Copy out lines with the word "data" from the material that follows.

-- START OF RECORDS FOR THE EXERCISE --

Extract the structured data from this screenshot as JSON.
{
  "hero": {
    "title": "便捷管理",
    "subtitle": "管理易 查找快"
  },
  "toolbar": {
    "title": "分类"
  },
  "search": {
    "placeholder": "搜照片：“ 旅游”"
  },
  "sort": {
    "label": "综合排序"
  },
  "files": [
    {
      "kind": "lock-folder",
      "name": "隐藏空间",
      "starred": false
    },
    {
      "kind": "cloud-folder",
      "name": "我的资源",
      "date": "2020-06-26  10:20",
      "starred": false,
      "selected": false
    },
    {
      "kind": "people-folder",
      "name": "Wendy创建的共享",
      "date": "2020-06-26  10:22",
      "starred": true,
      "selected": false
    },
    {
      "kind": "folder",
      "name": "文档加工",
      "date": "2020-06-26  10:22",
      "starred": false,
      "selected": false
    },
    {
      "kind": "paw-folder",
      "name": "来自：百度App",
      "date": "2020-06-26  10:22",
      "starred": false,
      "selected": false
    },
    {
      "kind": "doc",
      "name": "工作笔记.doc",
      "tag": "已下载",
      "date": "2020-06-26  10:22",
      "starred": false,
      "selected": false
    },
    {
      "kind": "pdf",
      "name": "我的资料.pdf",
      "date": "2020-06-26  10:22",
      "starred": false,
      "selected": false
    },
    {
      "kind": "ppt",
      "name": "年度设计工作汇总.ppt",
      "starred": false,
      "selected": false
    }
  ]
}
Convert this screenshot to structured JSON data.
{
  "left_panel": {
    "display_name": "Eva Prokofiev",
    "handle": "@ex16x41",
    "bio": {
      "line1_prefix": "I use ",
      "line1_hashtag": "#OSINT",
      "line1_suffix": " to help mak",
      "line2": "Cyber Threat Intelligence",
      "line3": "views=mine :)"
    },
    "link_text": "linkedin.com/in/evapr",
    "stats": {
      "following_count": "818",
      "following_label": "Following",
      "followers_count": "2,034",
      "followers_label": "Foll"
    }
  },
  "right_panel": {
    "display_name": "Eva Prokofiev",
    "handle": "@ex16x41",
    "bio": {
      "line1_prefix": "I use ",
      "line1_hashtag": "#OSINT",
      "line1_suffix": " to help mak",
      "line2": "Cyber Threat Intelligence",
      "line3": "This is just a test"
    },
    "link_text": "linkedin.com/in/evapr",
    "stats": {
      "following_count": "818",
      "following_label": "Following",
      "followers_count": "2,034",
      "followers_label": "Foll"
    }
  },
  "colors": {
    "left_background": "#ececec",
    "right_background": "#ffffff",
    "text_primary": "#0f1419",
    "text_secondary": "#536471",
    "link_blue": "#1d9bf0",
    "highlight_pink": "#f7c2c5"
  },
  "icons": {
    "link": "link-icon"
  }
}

-- END OF RECORDS FOR THE EXERCISE --

▸ **TASK OUTPUT**:
Extract the structured data from this screenshot as JSON.
Convert this screenshot to structured JSON data.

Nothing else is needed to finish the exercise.